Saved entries
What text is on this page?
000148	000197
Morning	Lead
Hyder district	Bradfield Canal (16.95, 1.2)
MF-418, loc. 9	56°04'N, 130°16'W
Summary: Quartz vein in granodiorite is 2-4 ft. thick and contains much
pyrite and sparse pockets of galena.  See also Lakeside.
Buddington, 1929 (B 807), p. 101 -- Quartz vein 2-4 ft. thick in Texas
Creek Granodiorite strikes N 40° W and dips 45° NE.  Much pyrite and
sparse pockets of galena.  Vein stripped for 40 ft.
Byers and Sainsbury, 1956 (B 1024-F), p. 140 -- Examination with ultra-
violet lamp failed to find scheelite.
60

Given instruction:
Repeat all of the entries exactly.

Solution to the exercise:
What text is on this page?
000148	000197
Morning	Lead
Hyder district	Bradfield Canal (16.95, 1.2)
MF-418, loc. 9	56°04'N, 130°16'W
Summary: Quartz vein in granodiorite is 2-4 ft. thick and contains much
pyrite and sparse pockets of galena.  See also Lakeside.
Buddington, 1929 (B 807), p. 101 -- Quartz vein 2-4 ft. thick in Texas
Creek Granodiorite strikes N 40° W and dips 45° NE.  Much pyrite and
sparse pockets of galena.  Vein stripped for 40 ft.
Byers and Sainsbury, 1956 (B 1024-F), p. 140 -- Examination with ultra-
violet lamp failed to find scheelite.
60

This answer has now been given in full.